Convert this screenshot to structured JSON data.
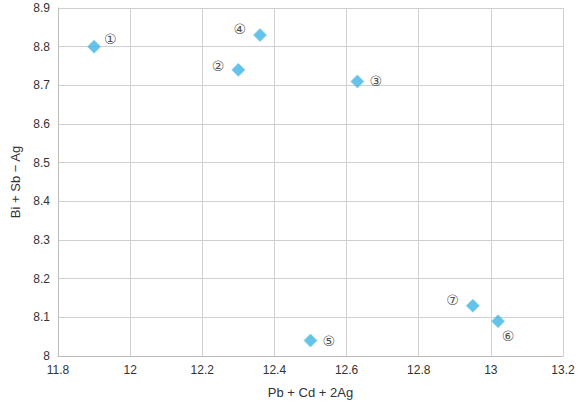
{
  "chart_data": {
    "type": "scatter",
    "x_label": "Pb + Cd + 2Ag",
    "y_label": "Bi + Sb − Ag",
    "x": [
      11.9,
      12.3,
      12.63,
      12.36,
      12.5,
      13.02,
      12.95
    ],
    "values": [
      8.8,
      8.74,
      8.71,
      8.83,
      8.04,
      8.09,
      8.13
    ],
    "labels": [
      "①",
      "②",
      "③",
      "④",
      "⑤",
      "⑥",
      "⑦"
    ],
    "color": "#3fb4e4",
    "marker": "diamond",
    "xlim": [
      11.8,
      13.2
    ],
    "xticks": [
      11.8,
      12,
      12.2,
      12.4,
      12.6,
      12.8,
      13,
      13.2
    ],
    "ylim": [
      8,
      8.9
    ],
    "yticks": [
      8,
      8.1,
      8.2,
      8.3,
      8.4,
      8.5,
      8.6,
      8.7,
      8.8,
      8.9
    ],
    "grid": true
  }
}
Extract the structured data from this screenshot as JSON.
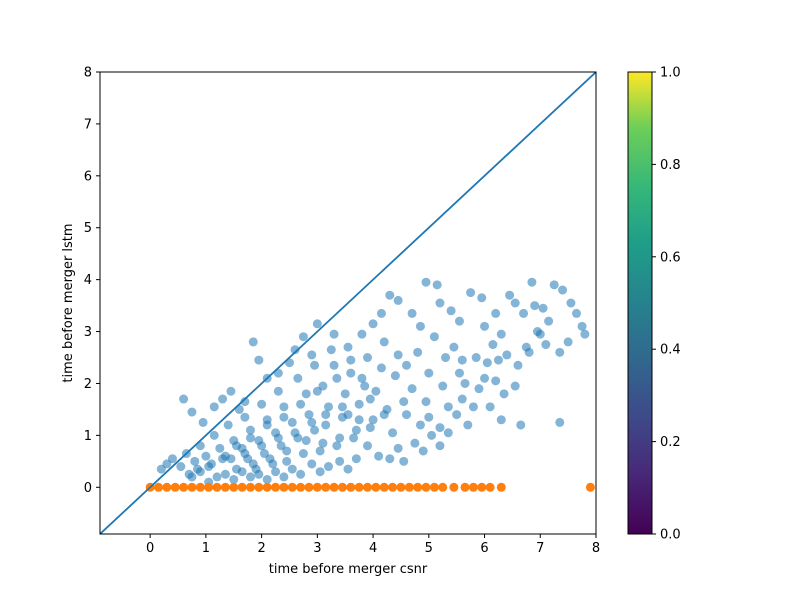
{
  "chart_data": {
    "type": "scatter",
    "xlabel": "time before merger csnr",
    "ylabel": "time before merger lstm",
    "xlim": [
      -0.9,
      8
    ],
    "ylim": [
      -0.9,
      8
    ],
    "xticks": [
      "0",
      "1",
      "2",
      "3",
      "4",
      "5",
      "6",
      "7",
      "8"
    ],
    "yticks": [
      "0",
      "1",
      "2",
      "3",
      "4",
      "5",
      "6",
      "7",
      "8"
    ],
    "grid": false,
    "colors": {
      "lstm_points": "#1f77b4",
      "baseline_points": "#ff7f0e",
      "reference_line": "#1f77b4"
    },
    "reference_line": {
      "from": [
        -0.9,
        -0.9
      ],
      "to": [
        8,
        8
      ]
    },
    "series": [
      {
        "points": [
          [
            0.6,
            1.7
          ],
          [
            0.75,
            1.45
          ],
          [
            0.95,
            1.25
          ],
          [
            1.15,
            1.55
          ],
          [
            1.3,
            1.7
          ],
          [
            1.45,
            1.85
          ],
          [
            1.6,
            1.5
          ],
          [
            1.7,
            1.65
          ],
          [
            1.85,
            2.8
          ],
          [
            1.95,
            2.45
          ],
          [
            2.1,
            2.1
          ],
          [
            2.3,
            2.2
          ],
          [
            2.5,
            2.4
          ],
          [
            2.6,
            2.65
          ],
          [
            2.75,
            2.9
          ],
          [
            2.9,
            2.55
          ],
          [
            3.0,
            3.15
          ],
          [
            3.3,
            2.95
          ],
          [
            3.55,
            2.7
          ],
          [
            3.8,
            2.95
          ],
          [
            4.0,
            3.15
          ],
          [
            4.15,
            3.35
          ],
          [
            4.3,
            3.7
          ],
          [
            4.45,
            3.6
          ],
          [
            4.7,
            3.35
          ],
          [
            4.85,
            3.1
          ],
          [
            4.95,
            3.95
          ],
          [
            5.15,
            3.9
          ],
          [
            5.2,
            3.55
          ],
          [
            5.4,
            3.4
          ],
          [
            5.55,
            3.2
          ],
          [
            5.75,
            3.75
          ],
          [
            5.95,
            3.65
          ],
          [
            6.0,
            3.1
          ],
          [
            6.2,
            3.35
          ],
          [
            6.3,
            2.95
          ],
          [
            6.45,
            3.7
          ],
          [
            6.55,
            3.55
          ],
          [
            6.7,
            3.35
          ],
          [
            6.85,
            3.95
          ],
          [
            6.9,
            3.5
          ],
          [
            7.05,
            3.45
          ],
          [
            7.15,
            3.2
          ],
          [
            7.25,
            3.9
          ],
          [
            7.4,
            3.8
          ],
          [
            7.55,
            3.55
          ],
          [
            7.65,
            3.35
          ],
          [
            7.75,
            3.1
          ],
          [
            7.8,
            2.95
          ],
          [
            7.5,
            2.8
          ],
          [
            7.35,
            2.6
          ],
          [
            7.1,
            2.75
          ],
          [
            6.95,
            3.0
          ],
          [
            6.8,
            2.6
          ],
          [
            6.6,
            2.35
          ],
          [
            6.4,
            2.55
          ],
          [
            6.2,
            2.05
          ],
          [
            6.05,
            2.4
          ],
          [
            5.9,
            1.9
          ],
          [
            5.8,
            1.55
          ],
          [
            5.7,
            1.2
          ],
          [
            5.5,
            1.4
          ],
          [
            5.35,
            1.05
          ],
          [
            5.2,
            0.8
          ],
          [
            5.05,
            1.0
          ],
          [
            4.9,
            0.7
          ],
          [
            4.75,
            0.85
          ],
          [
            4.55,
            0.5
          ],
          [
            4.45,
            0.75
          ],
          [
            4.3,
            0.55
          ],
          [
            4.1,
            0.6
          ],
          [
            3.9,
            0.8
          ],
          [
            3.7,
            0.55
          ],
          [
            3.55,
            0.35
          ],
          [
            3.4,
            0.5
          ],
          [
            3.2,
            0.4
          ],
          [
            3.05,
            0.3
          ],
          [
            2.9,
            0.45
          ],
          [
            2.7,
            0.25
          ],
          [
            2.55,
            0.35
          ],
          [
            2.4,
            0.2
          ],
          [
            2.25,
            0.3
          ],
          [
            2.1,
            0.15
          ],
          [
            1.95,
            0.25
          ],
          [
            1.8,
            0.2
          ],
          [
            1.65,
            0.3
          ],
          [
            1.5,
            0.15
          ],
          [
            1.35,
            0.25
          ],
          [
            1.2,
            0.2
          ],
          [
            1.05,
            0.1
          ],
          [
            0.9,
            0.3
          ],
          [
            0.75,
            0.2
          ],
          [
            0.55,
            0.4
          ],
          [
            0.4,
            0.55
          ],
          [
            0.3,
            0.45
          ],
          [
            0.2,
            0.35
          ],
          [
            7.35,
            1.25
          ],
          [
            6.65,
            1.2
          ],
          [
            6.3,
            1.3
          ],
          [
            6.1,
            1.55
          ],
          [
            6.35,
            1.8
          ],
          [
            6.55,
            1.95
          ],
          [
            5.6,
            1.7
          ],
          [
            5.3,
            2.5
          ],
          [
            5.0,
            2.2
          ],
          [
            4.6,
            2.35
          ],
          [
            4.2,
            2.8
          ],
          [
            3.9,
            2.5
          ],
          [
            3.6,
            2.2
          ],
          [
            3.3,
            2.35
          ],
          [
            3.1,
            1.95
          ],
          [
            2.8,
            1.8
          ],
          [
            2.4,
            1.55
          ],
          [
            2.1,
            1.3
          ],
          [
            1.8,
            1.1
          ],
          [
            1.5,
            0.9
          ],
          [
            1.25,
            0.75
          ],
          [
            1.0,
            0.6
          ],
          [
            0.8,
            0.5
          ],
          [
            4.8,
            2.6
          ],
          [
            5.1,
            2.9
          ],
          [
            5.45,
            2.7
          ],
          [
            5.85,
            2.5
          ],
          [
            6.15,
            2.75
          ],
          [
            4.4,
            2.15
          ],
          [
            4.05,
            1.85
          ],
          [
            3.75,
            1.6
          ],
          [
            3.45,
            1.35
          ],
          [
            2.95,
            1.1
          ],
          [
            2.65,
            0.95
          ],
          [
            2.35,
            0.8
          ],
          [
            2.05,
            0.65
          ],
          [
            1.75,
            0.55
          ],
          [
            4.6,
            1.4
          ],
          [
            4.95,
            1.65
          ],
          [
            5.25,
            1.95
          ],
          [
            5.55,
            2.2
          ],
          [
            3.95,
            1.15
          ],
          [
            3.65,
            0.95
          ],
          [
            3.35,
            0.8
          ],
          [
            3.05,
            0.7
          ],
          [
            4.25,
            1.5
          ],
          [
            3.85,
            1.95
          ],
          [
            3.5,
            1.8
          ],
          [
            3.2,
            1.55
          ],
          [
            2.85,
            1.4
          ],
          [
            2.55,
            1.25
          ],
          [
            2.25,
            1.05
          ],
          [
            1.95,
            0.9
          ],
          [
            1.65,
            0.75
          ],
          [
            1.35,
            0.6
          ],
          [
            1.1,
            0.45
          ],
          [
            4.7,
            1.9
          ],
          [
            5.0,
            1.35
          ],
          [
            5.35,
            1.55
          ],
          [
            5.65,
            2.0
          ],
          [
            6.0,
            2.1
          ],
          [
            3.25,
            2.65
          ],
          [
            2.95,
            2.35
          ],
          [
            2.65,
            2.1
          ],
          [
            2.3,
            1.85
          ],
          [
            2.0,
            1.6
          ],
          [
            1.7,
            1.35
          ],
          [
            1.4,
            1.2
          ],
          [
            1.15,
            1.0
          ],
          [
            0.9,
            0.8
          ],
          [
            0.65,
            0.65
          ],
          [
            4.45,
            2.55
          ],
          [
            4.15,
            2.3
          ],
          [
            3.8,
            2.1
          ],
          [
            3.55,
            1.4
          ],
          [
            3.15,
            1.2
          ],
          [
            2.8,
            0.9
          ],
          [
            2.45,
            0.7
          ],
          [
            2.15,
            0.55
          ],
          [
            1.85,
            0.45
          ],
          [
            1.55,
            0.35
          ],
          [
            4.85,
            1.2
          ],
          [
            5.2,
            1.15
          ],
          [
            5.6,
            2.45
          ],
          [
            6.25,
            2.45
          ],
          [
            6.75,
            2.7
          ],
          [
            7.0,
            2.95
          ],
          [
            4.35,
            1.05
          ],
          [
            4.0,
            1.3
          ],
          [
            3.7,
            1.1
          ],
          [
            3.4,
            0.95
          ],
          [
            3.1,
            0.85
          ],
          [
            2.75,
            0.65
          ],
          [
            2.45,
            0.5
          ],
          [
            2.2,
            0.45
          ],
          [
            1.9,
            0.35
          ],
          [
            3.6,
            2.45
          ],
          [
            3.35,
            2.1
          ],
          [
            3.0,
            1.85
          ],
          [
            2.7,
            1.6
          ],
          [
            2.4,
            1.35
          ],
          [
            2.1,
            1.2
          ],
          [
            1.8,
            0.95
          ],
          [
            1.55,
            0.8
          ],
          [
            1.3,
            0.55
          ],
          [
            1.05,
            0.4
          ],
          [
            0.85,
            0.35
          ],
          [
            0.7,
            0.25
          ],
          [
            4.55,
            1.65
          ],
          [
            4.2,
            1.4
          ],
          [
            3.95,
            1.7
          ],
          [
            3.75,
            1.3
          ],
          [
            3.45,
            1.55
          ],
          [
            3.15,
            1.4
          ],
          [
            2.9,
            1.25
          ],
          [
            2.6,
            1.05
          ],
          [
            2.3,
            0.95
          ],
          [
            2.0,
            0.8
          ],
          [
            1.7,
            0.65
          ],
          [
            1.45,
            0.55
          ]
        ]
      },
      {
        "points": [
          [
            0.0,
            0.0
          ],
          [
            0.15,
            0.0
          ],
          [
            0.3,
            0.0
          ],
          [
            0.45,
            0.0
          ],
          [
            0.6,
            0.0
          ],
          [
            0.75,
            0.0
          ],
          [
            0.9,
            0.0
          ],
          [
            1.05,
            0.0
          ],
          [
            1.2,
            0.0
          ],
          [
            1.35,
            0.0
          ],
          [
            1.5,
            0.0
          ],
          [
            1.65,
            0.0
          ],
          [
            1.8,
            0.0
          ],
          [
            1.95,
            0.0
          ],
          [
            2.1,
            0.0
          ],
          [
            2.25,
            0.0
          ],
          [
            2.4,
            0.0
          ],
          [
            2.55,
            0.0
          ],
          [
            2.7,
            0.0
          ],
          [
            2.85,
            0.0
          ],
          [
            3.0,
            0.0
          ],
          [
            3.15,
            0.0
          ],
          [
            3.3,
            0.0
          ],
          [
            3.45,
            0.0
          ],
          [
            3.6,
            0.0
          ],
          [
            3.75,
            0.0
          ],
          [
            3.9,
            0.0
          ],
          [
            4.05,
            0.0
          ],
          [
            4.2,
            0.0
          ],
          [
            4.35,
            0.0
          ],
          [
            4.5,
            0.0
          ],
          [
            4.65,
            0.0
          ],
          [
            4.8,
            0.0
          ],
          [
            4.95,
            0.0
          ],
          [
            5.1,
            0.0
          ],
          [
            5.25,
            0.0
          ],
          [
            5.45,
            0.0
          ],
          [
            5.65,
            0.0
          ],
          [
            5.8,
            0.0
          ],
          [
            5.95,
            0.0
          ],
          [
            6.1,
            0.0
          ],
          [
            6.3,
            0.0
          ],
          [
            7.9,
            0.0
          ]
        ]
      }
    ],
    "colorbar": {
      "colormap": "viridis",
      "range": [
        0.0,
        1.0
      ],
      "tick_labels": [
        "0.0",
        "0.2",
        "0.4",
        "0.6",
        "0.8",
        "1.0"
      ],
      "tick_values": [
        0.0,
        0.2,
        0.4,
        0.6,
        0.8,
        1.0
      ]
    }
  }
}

+--

Go through the material above and count the lines that contain "JSON"; answer with the number alone.

2